## YOUR TASK
All entries below are to be set down again, identical to the source.

## RECORDS SUPPLIED
------------------------
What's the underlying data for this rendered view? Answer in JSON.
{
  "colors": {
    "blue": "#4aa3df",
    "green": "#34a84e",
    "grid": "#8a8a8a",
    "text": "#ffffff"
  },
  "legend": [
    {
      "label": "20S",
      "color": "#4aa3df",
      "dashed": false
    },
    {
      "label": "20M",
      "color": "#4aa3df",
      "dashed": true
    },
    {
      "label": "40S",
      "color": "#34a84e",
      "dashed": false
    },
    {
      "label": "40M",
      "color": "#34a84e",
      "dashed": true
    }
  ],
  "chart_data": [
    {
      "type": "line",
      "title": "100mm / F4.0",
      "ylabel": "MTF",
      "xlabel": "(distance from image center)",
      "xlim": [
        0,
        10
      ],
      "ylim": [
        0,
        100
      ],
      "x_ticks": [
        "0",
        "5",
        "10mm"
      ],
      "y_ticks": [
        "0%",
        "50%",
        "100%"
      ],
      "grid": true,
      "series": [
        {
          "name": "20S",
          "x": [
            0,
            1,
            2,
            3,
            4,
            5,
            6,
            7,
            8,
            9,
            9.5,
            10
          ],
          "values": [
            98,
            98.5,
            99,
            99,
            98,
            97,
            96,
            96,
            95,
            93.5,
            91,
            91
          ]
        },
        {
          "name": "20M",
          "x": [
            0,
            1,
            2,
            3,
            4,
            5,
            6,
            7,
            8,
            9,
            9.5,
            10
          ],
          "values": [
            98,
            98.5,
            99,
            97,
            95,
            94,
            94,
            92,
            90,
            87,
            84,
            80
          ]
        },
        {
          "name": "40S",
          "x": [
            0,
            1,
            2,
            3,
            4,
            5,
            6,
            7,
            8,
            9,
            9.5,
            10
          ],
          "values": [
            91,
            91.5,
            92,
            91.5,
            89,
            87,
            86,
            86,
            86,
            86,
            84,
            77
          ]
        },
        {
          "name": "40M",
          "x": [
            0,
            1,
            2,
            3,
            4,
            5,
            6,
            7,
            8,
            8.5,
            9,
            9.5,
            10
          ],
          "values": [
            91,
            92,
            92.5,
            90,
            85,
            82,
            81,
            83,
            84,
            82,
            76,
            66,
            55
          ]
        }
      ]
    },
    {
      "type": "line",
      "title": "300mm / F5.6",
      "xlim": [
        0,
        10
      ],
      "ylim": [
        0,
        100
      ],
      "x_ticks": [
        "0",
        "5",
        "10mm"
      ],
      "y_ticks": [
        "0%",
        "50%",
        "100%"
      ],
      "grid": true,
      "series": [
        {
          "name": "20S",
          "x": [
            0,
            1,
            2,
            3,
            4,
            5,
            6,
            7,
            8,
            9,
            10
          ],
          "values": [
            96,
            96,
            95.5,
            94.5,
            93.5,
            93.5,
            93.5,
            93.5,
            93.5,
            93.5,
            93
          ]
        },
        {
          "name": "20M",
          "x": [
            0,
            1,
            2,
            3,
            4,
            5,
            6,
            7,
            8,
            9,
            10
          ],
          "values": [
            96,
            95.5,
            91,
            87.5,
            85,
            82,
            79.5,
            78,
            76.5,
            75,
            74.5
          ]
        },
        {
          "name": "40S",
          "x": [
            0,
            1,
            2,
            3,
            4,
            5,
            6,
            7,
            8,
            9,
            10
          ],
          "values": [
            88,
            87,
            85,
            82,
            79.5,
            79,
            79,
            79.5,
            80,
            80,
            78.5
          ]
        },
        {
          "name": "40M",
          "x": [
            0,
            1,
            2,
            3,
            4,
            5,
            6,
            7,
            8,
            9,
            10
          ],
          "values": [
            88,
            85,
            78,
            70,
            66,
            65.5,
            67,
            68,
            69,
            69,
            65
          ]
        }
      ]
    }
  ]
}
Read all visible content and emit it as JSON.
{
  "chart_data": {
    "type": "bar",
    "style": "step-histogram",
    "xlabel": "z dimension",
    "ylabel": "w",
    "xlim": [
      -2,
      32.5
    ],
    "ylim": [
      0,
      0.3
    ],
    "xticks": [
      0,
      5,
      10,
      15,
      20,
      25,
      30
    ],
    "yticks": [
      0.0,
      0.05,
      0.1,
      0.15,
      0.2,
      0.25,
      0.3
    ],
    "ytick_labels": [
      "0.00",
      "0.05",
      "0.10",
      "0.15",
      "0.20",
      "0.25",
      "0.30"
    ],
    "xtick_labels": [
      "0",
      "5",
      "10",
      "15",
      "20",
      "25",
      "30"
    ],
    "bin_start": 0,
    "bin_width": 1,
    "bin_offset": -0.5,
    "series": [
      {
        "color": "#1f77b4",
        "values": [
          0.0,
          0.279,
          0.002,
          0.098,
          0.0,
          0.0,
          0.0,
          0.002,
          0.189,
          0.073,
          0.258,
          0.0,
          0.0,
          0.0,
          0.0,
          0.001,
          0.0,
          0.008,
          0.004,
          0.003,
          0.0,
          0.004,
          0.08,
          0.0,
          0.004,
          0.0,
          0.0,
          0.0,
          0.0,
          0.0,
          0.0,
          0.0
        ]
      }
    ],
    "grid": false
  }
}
------------------------
## TASK SOLUTION
What's the underlying data for this rendered view? Answer in JSON.
{
  "colors": {
    "blue": "#4aa3df",
    "green": "#34a84e",
    "grid": "#8a8a8a",
    "text": "#ffffff"
  },
  "legend": [
    {
      "label": "20S",
      "color": "#4aa3df",
      "dashed": false
    },
    {
      "label": "20M",
      "color": "#4aa3df",
      "dashed": true
    },
    {
      "label": "40S",
      "color": "#34a84e",
      "dashed": false
    },
    {
      "label": "40M",
      "color": "#34a84e",
      "dashed": true
    }
  ],
  "chart_data": [
    {
      "type": "line",
      "title": "100mm / F4.0",
      "ylabel": "MTF",
      "xlabel": "(distance from image center)",
      "xlim": [
        0,
        10
      ],
      "ylim": [
        0,
        100
      ],
      "x_ticks": [
        "0",
        "5",
        "10mm"
      ],
      "y_ticks": [
        "0%",
        "50%",
        "100%"
      ],
      "grid": true,
      "series": [
        {
          "name": "20S",
          "x": [
            0,
            1,
            2,
            3,
            4,
            5,
            6,
            7,
            8,
            9,
            9.5,
            10
          ],
          "values": [
            98,
            98.5,
            99,
            99,
            98,
            97,
            96,
            96,
            95,
            93.5,
            91,
            91
          ]
        },
        {
          "name": "20M",
          "x": [
            0,
            1,
            2,
            3,
            4,
            5,
            6,
            7,
            8,
            9,
            9.5,
            10
          ],
          "values": [
            98,
            98.5,
            99,
            97,
            95,
            94,
            94,
            92,
            90,
            87,
            84,
            80
          ]
        },
        {
          "name": "40S",
          "x": [
            0,
            1,
            2,
            3,
            4,
            5,
            6,
            7,
            8,
            9,
            9.5,
            10
          ],
          "values": [
            91,
            91.5,
            92,
            91.5,
            89,
            87,
            86,
            86,
            86,
            86,
            84,
            77
          ]
        },
        {
          "name": "40M",
          "x": [
            0,
            1,
            2,
            3,
            4,
            5,
            6,
            7,
            8,
            8.5,
            9,
            9.5,
            10
          ],
          "values": [
            91,
            92,
            92.5,
            90,
            85,
            82,
            81,
            83,
            84,
            82,
            76,
            66,
            55
          ]
        }
      ]
    },
    {
      "type": "line",
      "title": "300mm / F5.6",
      "xlim": [
        0,
        10
      ],
      "ylim": [
        0,
        100
      ],
      "x_ticks": [
        "0",
        "5",
        "10mm"
      ],
      "y_ticks": [
        "0%",
        "50%",
        "100%"
      ],
      "grid": true,
      "series": [
        {
          "name": "20S",
          "x": [
            0,
            1,
            2,
            3,
            4,
            5,
            6,
            7,
            8,
            9,
            10
          ],
          "values": [
            96,
            96,
            95.5,
            94.5,
            93.5,
            93.5,
            93.5,
            93.5,
            93.5,
            93.5,
            93
          ]
        },
        {
          "name": "20M",
          "x": [
            0,
            1,
            2,
            3,
            4,
            5,
            6,
            7,
            8,
            9,
            10
          ],
          "values": [
            96,
            95.5,
            91,
            87.5,
            85,
            82,
            79.5,
            78,
            76.5,
            75,
            74.5
          ]
        },
        {
          "name": "40S",
          "x": [
            0,
            1,
            2,
            3,
            4,
            5,
            6,
            7,
            8,
            9,
            10
          ],
          "values": [
            88,
            87,
            85,
            82,
            79.5,
            79,
            79,
            79.5,
            80,
            80,
            78.5
          ]
        },
        {
          "name": "40M",
          "x": [
            0,
            1,
            2,
            3,
            4,
            5,
            6,
            7,
            8,
            9,
            10
          ],
          "values": [
            88,
            85,
            78,
            70,
            66,
            65.5,
            67,
            68,
            69,
            69,
            65
          ]
        }
      ]
    }
  ]
}
Read all visible content and emit it as JSON.
{
  "chart_data": {
    "type": "bar",
    "style": "step-histogram",
    "xlabel": "z dimension",
    "ylabel": "w",
    "xlim": [
      -2,
      32.5
    ],
    "ylim": [
      0,
      0.3
    ],
    "xticks": [
      0,
      5,
      10,
      15,
      20,
      25,
      30
    ],
    "yticks": [
      0.0,
      0.05,
      0.1,
      0.15,
      0.2,
      0.25,
      0.3
    ],
    "ytick_labels": [
      "0.00",
      "0.05",
      "0.10",
      "0.15",
      "0.20",
      "0.25",
      "0.30"
    ],
    "xtick_labels": [
      "0",
      "5",
      "10",
      "15",
      "20",
      "25",
      "30"
    ],
    "bin_start": 0,
    "bin_width": 1,
    "bin_offset": -0.5,
    "series": [
      {
        "color": "#1f77b4",
        "values": [
          0.0,
          0.279,
          0.002,
          0.098,
          0.0,
          0.0,
          0.0,
          0.002,
          0.189,
          0.073,
          0.258,
          0.0,
          0.0,
          0.0,
          0.0,
          0.001,
          0.0,
          0.008,
          0.004,
          0.003,
          0.0,
          0.004,
          0.08,
          0.0,
          0.004,
          0.0,
          0.0,
          0.0,
          0.0,
          0.0,
          0.0,
          0.0
        ]
      }
    ],
    "grid": false
  }
}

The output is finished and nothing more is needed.